> Problem: Count, in the entries, the lines with "dari". Answer with the number only.
==============================
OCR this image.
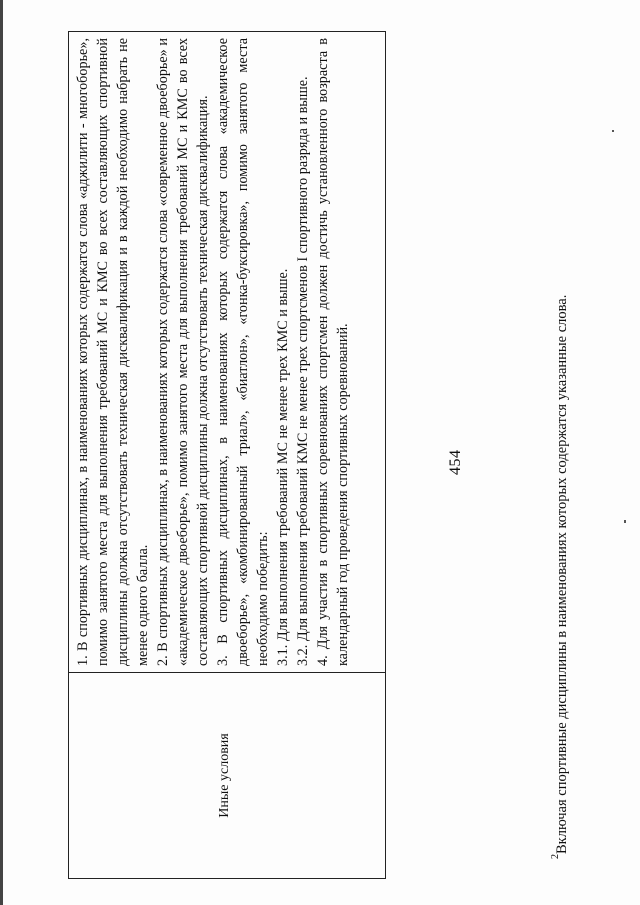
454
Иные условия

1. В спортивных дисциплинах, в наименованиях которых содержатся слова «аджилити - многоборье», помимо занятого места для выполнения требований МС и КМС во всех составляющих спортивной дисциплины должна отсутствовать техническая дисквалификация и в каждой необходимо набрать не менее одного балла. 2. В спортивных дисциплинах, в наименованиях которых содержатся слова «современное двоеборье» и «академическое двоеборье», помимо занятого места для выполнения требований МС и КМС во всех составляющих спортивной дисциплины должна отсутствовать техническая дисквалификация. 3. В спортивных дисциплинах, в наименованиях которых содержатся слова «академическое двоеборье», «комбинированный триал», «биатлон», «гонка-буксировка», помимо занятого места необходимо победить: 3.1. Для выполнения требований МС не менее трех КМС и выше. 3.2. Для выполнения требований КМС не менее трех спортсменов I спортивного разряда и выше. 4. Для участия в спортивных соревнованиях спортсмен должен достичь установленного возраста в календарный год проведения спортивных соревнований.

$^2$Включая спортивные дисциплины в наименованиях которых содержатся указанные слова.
==============================
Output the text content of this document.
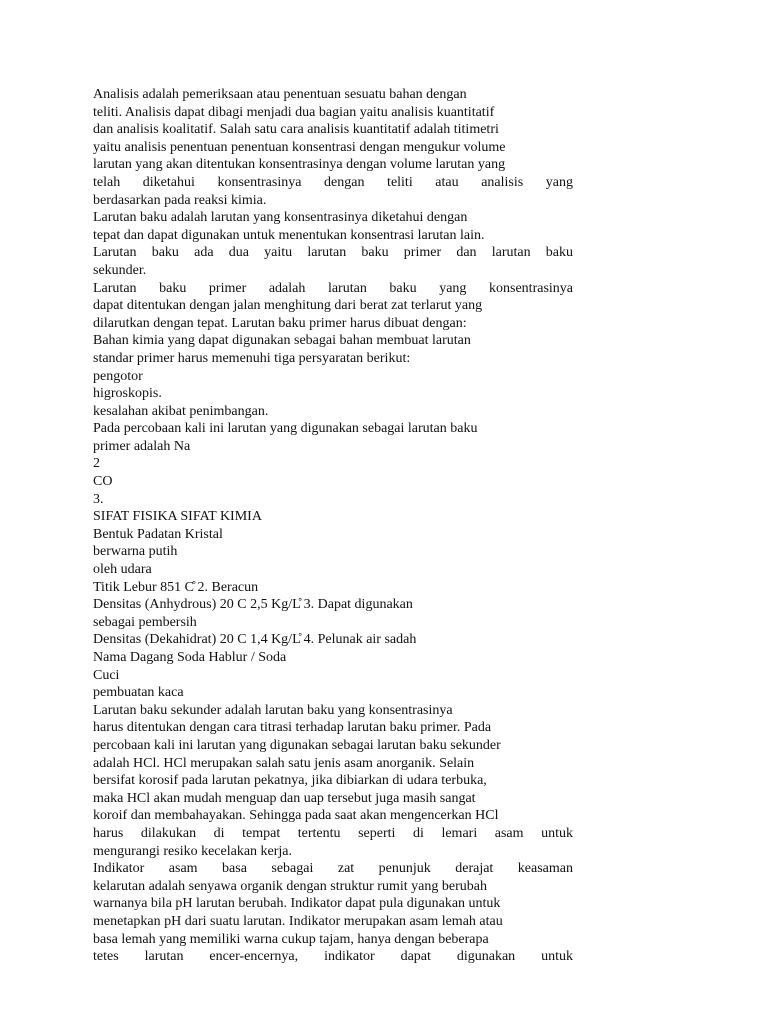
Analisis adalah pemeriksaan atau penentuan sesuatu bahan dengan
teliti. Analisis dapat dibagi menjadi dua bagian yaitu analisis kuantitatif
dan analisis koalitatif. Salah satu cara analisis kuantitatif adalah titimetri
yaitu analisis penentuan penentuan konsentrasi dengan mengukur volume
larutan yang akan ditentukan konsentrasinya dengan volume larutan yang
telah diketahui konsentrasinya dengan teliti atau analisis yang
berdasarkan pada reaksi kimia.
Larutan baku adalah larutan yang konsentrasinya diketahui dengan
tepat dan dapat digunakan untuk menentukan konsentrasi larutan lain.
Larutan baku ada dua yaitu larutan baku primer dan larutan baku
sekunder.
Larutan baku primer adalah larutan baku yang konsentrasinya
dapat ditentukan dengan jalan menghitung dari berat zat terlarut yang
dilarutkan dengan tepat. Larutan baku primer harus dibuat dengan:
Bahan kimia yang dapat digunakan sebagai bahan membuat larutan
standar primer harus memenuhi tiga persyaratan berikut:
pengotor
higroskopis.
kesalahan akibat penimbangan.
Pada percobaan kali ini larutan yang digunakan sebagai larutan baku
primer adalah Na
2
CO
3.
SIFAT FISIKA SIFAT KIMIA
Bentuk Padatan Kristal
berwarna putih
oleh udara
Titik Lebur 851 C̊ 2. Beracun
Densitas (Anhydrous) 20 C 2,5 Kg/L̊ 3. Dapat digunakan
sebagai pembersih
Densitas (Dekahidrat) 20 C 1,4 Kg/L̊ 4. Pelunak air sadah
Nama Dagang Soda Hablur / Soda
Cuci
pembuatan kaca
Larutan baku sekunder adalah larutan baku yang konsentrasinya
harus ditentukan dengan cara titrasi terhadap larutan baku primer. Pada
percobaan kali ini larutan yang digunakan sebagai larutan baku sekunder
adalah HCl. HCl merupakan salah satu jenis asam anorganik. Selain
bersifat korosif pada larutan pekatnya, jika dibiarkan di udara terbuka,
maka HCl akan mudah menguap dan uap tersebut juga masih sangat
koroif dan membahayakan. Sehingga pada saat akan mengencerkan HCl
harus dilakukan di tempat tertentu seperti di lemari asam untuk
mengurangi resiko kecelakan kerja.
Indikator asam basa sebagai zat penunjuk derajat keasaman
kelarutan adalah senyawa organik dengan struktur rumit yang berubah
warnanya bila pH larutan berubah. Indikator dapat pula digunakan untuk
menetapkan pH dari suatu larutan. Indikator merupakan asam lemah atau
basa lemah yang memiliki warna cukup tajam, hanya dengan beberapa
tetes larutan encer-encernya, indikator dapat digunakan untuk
==============================
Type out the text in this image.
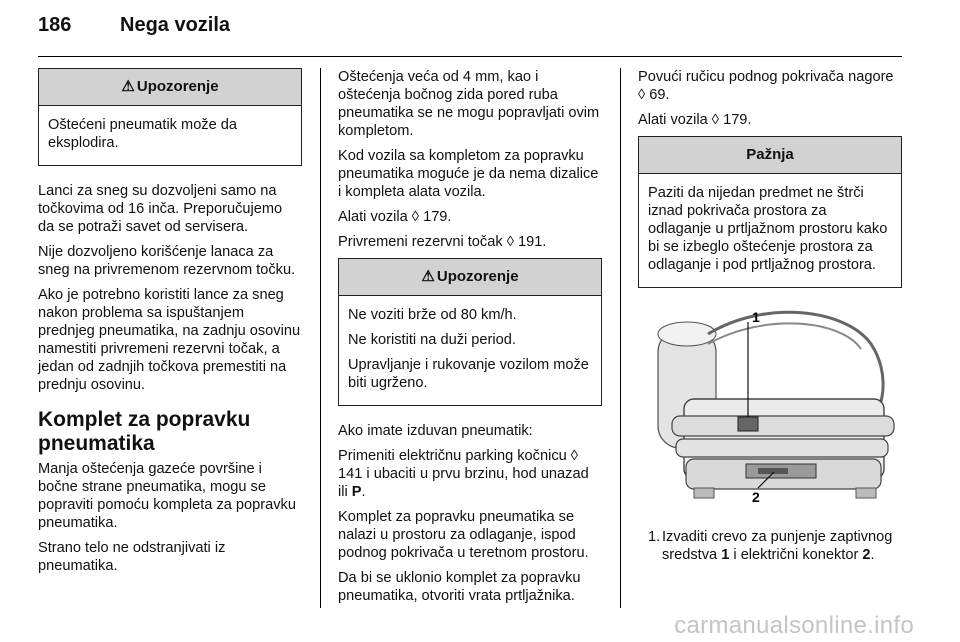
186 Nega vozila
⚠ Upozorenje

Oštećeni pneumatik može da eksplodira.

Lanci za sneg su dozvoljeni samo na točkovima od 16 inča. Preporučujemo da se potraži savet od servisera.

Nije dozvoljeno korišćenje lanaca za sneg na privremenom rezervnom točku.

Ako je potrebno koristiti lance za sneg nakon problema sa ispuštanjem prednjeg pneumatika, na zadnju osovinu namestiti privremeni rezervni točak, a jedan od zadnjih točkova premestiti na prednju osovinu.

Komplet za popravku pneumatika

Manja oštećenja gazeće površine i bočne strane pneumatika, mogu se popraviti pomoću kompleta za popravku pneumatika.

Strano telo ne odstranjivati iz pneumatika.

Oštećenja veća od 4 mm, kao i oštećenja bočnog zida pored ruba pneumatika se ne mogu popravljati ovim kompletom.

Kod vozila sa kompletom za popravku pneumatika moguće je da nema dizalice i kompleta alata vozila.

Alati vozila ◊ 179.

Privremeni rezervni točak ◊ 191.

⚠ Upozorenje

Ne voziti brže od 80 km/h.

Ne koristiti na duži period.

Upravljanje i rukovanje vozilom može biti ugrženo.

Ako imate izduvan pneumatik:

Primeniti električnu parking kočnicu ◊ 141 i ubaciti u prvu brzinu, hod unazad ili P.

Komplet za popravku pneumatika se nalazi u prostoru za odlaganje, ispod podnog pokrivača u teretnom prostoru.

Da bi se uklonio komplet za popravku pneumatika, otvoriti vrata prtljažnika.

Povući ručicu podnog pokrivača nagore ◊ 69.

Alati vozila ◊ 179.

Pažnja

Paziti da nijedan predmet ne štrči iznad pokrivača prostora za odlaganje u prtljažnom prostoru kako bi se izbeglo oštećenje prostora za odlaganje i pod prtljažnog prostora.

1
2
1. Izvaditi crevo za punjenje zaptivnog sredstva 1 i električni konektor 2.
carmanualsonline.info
==============================
> Exercise answer: 2